[Dataset entries]
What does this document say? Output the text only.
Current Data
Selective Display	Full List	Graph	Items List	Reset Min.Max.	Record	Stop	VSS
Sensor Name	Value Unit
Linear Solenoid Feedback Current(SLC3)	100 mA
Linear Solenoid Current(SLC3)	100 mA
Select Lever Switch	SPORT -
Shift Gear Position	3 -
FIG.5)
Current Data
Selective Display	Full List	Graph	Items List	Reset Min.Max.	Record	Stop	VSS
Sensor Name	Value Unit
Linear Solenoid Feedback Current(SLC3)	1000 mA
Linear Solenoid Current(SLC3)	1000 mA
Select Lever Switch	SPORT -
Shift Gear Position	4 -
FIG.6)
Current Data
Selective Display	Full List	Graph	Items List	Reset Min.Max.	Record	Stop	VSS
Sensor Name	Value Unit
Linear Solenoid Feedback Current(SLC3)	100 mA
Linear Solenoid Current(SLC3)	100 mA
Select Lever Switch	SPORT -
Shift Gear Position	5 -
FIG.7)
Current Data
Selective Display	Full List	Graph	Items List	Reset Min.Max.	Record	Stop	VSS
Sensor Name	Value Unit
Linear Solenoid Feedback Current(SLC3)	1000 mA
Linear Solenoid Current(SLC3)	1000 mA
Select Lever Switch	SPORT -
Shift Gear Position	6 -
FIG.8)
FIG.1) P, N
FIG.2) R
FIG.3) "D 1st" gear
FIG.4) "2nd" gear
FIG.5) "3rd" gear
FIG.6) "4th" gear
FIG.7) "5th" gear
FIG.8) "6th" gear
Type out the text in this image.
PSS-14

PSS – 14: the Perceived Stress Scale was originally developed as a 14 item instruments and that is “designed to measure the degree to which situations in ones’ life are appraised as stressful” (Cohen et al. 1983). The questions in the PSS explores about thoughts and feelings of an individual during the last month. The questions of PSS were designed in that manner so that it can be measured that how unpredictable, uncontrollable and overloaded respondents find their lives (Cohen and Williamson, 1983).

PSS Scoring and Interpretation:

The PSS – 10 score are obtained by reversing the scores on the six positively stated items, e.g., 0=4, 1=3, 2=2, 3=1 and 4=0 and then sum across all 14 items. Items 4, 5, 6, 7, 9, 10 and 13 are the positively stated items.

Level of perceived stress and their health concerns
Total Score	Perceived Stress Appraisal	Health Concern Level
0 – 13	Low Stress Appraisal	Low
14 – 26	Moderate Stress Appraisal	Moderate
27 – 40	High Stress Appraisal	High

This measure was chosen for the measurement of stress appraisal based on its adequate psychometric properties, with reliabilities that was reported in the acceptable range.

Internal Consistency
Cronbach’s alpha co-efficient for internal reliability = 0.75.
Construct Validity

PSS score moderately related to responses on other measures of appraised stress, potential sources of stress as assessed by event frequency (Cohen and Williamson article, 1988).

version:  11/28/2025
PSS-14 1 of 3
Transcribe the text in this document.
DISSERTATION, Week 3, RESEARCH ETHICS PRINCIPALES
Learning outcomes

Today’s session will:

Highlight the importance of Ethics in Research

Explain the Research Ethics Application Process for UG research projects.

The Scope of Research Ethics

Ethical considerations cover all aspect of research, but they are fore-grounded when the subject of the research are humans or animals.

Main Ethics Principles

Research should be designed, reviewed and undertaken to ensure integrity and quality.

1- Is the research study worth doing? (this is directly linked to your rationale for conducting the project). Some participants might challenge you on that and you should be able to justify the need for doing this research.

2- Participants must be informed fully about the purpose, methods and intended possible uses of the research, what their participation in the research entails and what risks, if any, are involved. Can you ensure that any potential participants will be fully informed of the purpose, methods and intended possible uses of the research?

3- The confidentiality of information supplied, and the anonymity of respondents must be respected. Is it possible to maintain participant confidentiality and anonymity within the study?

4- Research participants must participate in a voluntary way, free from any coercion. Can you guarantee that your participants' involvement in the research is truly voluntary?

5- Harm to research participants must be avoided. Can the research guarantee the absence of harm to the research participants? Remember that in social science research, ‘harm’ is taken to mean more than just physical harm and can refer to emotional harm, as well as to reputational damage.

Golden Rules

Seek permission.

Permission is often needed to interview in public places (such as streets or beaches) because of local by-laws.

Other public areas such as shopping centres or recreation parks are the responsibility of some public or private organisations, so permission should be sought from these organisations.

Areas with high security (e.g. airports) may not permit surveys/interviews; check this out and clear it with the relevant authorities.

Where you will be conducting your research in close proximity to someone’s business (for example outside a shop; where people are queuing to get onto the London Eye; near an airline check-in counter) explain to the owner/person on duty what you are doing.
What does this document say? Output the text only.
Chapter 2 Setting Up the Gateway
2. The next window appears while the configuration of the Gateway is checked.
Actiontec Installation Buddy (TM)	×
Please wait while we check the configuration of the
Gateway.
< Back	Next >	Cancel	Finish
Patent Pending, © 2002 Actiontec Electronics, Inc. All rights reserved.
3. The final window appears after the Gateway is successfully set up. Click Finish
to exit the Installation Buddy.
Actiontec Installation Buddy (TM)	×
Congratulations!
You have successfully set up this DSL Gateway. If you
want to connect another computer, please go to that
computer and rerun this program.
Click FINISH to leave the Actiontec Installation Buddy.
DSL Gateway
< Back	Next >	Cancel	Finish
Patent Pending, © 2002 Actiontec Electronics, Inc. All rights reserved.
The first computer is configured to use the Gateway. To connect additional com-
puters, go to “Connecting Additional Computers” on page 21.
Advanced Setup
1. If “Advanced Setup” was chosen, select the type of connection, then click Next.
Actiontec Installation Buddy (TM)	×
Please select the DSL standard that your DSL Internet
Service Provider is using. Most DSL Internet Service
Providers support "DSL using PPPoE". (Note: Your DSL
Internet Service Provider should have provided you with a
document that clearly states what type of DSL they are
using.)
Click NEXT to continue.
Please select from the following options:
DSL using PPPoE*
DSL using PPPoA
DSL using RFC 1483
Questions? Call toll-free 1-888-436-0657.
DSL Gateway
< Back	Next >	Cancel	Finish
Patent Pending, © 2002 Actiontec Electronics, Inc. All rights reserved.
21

Work to complete » Make a verbatim copy of every entry shown above.

Answer for the task »
What does this document say? Output the text only.
Current Data
Selective Display	Full List	Graph	Items List	Reset Min.Max.	Record	Stop	VSS
Sensor Name	Value Unit
Linear Solenoid Feedback Current(SLC3)	100 mA
Linear Solenoid Current(SLC3)	100 mA
Select Lever Switch	SPORT -
Shift Gear Position	3 -
FIG.5)
Current Data
Selective Display	Full List	Graph	Items List	Reset Min.Max.	Record	Stop	VSS
Sensor Name	Value Unit
Linear Solenoid Feedback Current(SLC3)	1000 mA
Linear Solenoid Current(SLC3)	1000 mA
Select Lever Switch	SPORT -
Shift Gear Position	4 -
FIG.6)
Current Data
Selective Display	Full List	Graph	Items List	Reset Min.Max.	Record	Stop	VSS
Sensor Name	Value Unit
Linear Solenoid Feedback Current(SLC3)	100 mA
Linear Solenoid Current(SLC3)	100 mA
Select Lever Switch	SPORT -
Shift Gear Position	5 -
FIG.7)
Current Data
Selective Display	Full List	Graph	Items List	Reset Min.Max.	Record	Stop	VSS
Sensor Name	Value Unit
Linear Solenoid Feedback Current(SLC3)	1000 mA
Linear Solenoid Current(SLC3)	1000 mA
Select Lever Switch	SPORT -
Shift Gear Position	6 -
FIG.8)
FIG.1) P, N
FIG.2) R
FIG.3) "D 1st" gear
FIG.4) "2nd" gear
FIG.5) "3rd" gear
FIG.6) "4th" gear
FIG.7) "5th" gear
FIG.8) "6th" gear
Type out the text in this image.
PSS-14

PSS – 14: the Perceived Stress Scale was originally developed as a 14 item instruments and that is “designed to measure the degree to which situations in ones’ life are appraised as stressful” (Cohen et al. 1983). The questions in the PSS explores about thoughts and feelings of an individual during the last month. The questions of PSS were designed in that manner so that it can be measured that how unpredictable, uncontrollable and overloaded respondents find their lives (Cohen and Williamson, 1983).

PSS Scoring and Interpretation:

The PSS – 10 score are obtained by reversing the scores on the six positively stated items, e.g., 0=4, 1=3, 2=2, 3=1 and 4=0 and then sum across all 14 items. Items 4, 5, 6, 7, 9, 10 and 13 are the positively stated items.

Level of perceived stress and their health concerns
Total Score	Perceived Stress Appraisal	Health Concern Level
0 – 13	Low Stress Appraisal	Low
14 – 26	Moderate Stress Appraisal	Moderate
27 – 40	High Stress Appraisal	High

This measure was chosen for the measurement of stress appraisal based on its adequate psychometric properties, with reliabilities that was reported in the acceptable range.

Internal Consistency
Cronbach’s alpha co-efficient for internal reliability = 0.75.
Construct Validity

PSS score moderately related to responses on other measures of appraised stress, potential sources of stress as assessed by event frequency (Cohen and Williamson article, 1988).

version:  11/28/2025
PSS-14 1 of 3
Transcribe the text in this document.
DISSERTATION, Week 3, RESEARCH ETHICS PRINCIPALES
Learning outcomes

Today’s session will:

Highlight the importance of Ethics in Research

Explain the Research Ethics Application Process for UG research projects.

The Scope of Research Ethics

Ethical considerations cover all aspect of research, but they are fore-grounded when the subject of the research are humans or animals.

Main Ethics Principles

Research should be designed, reviewed and undertaken to ensure integrity and quality.

1- Is the research study worth doing? (this is directly linked to your rationale for conducting the project). Some participants might challenge you on that and you should be able to justify the need for doing this research.

2- Participants must be informed fully about the purpose, methods and intended possible uses of the research, what their participation in the research entails and what risks, if any, are involved. Can you ensure that any potential participants will be fully informed of the purpose, methods and intended possible uses of the research?

3- The confidentiality of information supplied, and the anonymity of respondents must be respected. Is it possible to maintain participant confidentiality and anonymity within the study?

4- Research participants must participate in a voluntary way, free from any coercion. Can you guarantee that your participants' involvement in the research is truly voluntary?

5- Harm to research participants must be avoided. Can the research guarantee the absence of harm to the research participants? Remember that in social science research, ‘harm’ is taken to mean more than just physical harm and can refer to emotional harm, as well as to reputational damage.

Golden Rules

Seek permission.

Permission is often needed to interview in public places (such as streets or beaches) because of local by-laws.

Other public areas such as shopping centres or recreation parks are the responsibility of some public or private organisations, so permission should be sought from these organisations.

Areas with high security (e.g. airports) may not permit surveys/interviews; check this out and clear it with the relevant authorities.

Where you will be conducting your research in close proximity to someone’s business (for example outside a shop; where people are queuing to get onto the London Eye; near an airline check-in counter) explain to the owner/person on duty what you are doing.
What does this document say? Output the text only.
Chapter 2 Setting Up the Gateway
2. The next window appears while the configuration of the Gateway is checked.
Actiontec Installation Buddy (TM)	×
Please wait while we check the configuration of the
Gateway.
< Back	Next >	Cancel	Finish
Patent Pending, © 2002 Actiontec Electronics, Inc. All rights reserved.
3. The final window appears after the Gateway is successfully set up. Click Finish
to exit the Installation Buddy.
Actiontec Installation Buddy (TM)	×
Congratulations!
You have successfully set up this DSL Gateway. If you
want to connect another computer, please go to that
computer and rerun this program.
Click FINISH to leave the Actiontec Installation Buddy.
DSL Gateway
< Back	Next >	Cancel	Finish
Patent Pending, © 2002 Actiontec Electronics, Inc. All rights reserved.
The first computer is configured to use the Gateway. To connect additional com-
puters, go to “Connecting Additional Computers” on page 21.
Advanced Setup
1. If “Advanced Setup” was chosen, select the type of connection, then click Next.
Actiontec Installation Buddy (TM)	×
Please select the DSL standard that your DSL Internet
Service Provider is using. Most DSL Internet Service
Providers support "DSL using PPPoE". (Note: Your DSL
Internet Service Provider should have provided you with a
document that clearly states what type of DSL they are
using.)
Click NEXT to continue.
Please select from the following options:
DSL using PPPoE*
DSL using PPPoA
DSL using RFC 1483
Questions? Call toll-free 1-888-436-0657.
DSL Gateway
< Back	Next >	Cancel	Finish
Patent Pending, © 2002 Actiontec Electronics, Inc. All rights reserved.
21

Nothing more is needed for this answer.